### MATERIAL FOR THIS TASK
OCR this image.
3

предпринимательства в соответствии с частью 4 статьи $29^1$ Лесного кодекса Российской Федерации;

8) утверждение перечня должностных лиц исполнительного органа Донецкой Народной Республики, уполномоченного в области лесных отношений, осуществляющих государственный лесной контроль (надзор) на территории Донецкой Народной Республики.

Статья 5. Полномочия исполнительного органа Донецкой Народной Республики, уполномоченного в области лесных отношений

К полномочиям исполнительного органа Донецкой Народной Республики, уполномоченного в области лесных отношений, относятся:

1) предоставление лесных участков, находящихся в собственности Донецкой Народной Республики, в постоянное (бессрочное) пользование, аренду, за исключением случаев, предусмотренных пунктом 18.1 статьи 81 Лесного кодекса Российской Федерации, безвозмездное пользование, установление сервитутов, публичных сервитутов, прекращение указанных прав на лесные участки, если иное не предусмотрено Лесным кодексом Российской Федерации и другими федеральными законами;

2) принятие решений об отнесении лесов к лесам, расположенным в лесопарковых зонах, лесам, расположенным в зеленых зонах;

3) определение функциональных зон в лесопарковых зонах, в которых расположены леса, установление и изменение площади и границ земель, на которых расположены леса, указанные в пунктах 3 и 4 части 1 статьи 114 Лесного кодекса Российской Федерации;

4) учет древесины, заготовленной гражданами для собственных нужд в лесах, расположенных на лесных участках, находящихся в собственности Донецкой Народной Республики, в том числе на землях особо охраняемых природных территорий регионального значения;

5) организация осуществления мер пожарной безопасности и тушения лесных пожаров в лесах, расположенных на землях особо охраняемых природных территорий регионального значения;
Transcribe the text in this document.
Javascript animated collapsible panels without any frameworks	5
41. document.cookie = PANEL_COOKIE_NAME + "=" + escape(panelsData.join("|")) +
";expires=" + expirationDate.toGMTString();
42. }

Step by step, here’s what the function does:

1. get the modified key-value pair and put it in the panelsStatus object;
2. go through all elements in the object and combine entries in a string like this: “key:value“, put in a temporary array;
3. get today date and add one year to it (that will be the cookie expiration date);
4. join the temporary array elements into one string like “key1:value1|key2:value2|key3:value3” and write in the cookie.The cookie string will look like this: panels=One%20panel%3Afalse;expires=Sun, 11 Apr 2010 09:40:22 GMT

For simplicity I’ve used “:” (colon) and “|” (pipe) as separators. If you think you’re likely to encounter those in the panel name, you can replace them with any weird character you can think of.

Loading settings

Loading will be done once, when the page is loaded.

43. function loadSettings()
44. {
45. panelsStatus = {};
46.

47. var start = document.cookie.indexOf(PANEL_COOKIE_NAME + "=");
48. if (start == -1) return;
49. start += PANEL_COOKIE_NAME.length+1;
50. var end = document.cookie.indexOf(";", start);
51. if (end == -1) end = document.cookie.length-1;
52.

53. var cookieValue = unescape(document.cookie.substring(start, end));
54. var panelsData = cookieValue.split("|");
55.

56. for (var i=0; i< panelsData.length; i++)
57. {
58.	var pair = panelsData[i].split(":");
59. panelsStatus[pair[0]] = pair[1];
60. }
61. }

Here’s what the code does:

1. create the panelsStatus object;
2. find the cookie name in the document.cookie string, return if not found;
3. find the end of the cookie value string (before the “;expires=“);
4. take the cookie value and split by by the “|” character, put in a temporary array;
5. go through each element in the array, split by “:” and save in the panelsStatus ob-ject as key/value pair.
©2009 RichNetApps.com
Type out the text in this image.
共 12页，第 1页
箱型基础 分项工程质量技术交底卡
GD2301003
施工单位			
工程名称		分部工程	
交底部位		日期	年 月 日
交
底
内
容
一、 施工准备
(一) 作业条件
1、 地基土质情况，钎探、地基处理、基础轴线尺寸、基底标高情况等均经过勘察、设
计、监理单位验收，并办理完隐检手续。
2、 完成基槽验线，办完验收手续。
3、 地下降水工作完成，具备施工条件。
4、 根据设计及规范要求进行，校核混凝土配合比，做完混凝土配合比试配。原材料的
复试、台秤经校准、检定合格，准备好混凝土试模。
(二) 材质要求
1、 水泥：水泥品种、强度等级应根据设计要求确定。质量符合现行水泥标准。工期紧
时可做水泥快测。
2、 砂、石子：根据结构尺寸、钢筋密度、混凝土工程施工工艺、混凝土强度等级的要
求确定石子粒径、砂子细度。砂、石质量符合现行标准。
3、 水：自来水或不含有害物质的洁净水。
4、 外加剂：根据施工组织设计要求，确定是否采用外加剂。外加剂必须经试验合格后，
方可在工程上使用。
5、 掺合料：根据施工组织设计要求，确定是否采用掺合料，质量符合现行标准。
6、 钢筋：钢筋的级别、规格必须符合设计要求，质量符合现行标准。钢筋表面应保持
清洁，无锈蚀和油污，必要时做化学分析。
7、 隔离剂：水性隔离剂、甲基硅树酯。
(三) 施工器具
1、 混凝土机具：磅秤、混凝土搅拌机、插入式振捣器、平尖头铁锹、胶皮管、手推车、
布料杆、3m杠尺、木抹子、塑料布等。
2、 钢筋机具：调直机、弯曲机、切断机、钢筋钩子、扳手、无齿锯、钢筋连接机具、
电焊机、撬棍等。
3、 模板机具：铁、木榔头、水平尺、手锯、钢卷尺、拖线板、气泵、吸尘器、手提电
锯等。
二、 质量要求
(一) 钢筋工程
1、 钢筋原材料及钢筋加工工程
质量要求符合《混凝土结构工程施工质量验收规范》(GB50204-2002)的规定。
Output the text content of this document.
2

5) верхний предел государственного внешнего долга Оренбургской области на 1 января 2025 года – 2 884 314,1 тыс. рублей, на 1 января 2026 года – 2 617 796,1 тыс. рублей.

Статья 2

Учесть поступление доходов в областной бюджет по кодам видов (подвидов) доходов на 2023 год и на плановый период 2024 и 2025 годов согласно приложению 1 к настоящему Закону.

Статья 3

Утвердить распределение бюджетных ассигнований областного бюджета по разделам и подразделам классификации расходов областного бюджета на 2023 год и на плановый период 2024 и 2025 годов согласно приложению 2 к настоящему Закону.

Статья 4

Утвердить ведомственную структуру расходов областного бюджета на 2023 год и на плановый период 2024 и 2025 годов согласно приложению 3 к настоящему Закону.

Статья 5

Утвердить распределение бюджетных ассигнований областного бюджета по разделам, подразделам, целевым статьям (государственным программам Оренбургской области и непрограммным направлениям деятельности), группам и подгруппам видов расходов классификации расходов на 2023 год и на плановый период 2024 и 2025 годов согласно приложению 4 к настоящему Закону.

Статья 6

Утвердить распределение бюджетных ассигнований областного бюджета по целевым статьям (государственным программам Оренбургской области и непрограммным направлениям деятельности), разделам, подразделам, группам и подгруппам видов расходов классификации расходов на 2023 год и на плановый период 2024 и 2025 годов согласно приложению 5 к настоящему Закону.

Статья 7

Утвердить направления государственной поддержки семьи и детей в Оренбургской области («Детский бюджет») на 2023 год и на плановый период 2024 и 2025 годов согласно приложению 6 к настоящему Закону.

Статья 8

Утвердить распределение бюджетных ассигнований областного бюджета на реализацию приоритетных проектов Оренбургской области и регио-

### EXERCISE PROMPT
Extract the full set of entries word for word.

### TASK SOLUTION
OCR this image.
3

предпринимательства в соответствии с частью 4 статьи $29^1$ Лесного кодекса Российской Федерации;

8) утверждение перечня должностных лиц исполнительного органа Донецкой Народной Республики, уполномоченного в области лесных отношений, осуществляющих государственный лесной контроль (надзор) на территории Донецкой Народной Республики.

Статья 5. Полномочия исполнительного органа Донецкой Народной Республики, уполномоченного в области лесных отношений

К полномочиям исполнительного органа Донецкой Народной Республики, уполномоченного в области лесных отношений, относятся:

1) предоставление лесных участков, находящихся в собственности Донецкой Народной Республики, в постоянное (бессрочное) пользование, аренду, за исключением случаев, предусмотренных пунктом 18.1 статьи 81 Лесного кодекса Российской Федерации, безвозмездное пользование, установление сервитутов, публичных сервитутов, прекращение указанных прав на лесные участки, если иное не предусмотрено Лесным кодексом Российской Федерации и другими федеральными законами;

2) принятие решений об отнесении лесов к лесам, расположенным в лесопарковых зонах, лесам, расположенным в зеленых зонах;

3) определение функциональных зон в лесопарковых зонах, в которых расположены леса, установление и изменение площади и границ земель, на которых расположены леса, указанные в пунктах 3 и 4 части 1 статьи 114 Лесного кодекса Российской Федерации;

4) учет древесины, заготовленной гражданами для собственных нужд в лесах, расположенных на лесных участках, находящихся в собственности Донецкой Народной Республики, в том числе на землях особо охраняемых природных территорий регионального значения;

5) организация осуществления мер пожарной безопасности и тушения лесных пожаров в лесах, расположенных на землях особо охраняемых природных территорий регионального значения;
Transcribe the text in this document.
Javascript animated collapsible panels without any frameworks	5
41. document.cookie = PANEL_COOKIE_NAME + "=" + escape(panelsData.join("|")) +
";expires=" + expirationDate.toGMTString();
42. }

Step by step, here’s what the function does:

1. get the modified key-value pair and put it in the panelsStatus object;
2. go through all elements in the object and combine entries in a string like this: “key:value“, put in a temporary array;
3. get today date and add one year to it (that will be the cookie expiration date);
4. join the temporary array elements into one string like “key1:value1|key2:value2|key3:value3” and write in the cookie.The cookie string will look like this: panels=One%20panel%3Afalse;expires=Sun, 11 Apr 2010 09:40:22 GMT

For simplicity I’ve used “:” (colon) and “|” (pipe) as separators. If you think you’re likely to encounter those in the panel name, you can replace them with any weird character you can think of.

Loading settings

Loading will be done once, when the page is loaded.

43. function loadSettings()
44. {
45. panelsStatus = {};
46.

47. var start = document.cookie.indexOf(PANEL_COOKIE_NAME + "=");
48. if (start == -1) return;
49. start += PANEL_COOKIE_NAME.length+1;
50. var end = document.cookie.indexOf(";", start);
51. if (end == -1) end = document.cookie.length-1;
52.

53. var cookieValue = unescape(document.cookie.substring(start, end));
54. var panelsData = cookieValue.split("|");
55.

56. for (var i=0; i< panelsData.length; i++)
57. {
58.	var pair = panelsData[i].split(":");
59. panelsStatus[pair[0]] = pair[1];
60. }
61. }

Here’s what the code does:

1. create the panelsStatus object;
2. find the cookie name in the document.cookie string, return if not found;
3. find the end of the cookie value string (before the “;expires=“);
4. take the cookie value and split by by the “|” character, put in a temporary array;
5. go through each element in the array, split by “:” and save in the panelsStatus ob-ject as key/value pair.
©2009 RichNetApps.com
Type out the text in this image.
共 12页，第 1页
箱型基础 分项工程质量技术交底卡
GD2301003
施工单位			
工程名称		分部工程	
交底部位		日期	年 月 日
交
底
内
容
一、 施工准备
(一) 作业条件
1、 地基土质情况，钎探、地基处理、基础轴线尺寸、基底标高情况等均经过勘察、设
计、监理单位验收，并办理完隐检手续。
2、 完成基槽验线，办完验收手续。
3、 地下降水工作完成，具备施工条件。
4、 根据设计及规范要求进行，校核混凝土配合比，做完混凝土配合比试配。原材料的
复试、台秤经校准、检定合格，准备好混凝土试模。
(二) 材质要求
1、 水泥：水泥品种、强度等级应根据设计要求确定。质量符合现行水泥标准。工期紧
时可做水泥快测。
2、 砂、石子：根据结构尺寸、钢筋密度、混凝土工程施工工艺、混凝土强度等级的要
求确定石子粒径、砂子细度。砂、石质量符合现行标准。
3、 水：自来水或不含有害物质的洁净水。
4、 外加剂：根据施工组织设计要求，确定是否采用外加剂。外加剂必须经试验合格后，
方可在工程上使用。
5、 掺合料：根据施工组织设计要求，确定是否采用掺合料，质量符合现行标准。
6、 钢筋：钢筋的级别、规格必须符合设计要求，质量符合现行标准。钢筋表面应保持
清洁，无锈蚀和油污，必要时做化学分析。
7、 隔离剂：水性隔离剂、甲基硅树酯。
(三) 施工器具
1、 混凝土机具：磅秤、混凝土搅拌机、插入式振捣器、平尖头铁锹、胶皮管、手推车、
布料杆、3m杠尺、木抹子、塑料布等。
2、 钢筋机具：调直机、弯曲机、切断机、钢筋钩子、扳手、无齿锯、钢筋连接机具、
电焊机、撬棍等。
3、 模板机具：铁、木榔头、水平尺、手锯、钢卷尺、拖线板、气泵、吸尘器、手提电
锯等。
二、 质量要求
(一) 钢筋工程
1、 钢筋原材料及钢筋加工工程
质量要求符合《混凝土结构工程施工质量验收规范》(GB50204-2002)的规定。
Output the text content of this document.
2

5) верхний предел государственного внешнего долга Оренбургской области на 1 января 2025 года – 2 884 314,1 тыс. рублей, на 1 января 2026 года – 2 617 796,1 тыс. рублей.

Статья 2

Учесть поступление доходов в областной бюджет по кодам видов (подвидов) доходов на 2023 год и на плановый период 2024 и 2025 годов согласно приложению 1 к настоящему Закону.

Статья 3

Утвердить распределение бюджетных ассигнований областного бюджета по разделам и подразделам классификации расходов областного бюджета на 2023 год и на плановый период 2024 и 2025 годов согласно приложению 2 к настоящему Закону.

Статья 4

Утвердить ведомственную структуру расходов областного бюджета на 2023 год и на плановый период 2024 и 2025 годов согласно приложению 3 к настоящему Закону.

Статья 5

Утвердить распределение бюджетных ассигнований областного бюджета по разделам, подразделам, целевым статьям (государственным программам Оренбургской области и непрограммным направлениям деятельности), группам и подгруппам видов расходов классификации расходов на 2023 год и на плановый период 2024 и 2025 годов согласно приложению 4 к настоящему Закону.

Статья 6

Утвердить распределение бюджетных ассигнований областного бюджета по целевым статьям (государственным программам Оренбургской области и непрограммным направлениям деятельности), разделам, подразделам, группам и подгруппам видов расходов классификации расходов на 2023 год и на плановый период 2024 и 2025 годов согласно приложению 5 к настоящему Закону.

Статья 7

Утвердить направления государственной поддержки семьи и детей в Оренбургской области («Детский бюджет») на 2023 год и на плановый период 2024 и 2025 годов согласно приложению 6 к настоящему Закону.

Статья 8

Утвердить распределение бюджетных ассигнований областного бюджета на реализацию приоритетных проектов Оренбургской области и регио-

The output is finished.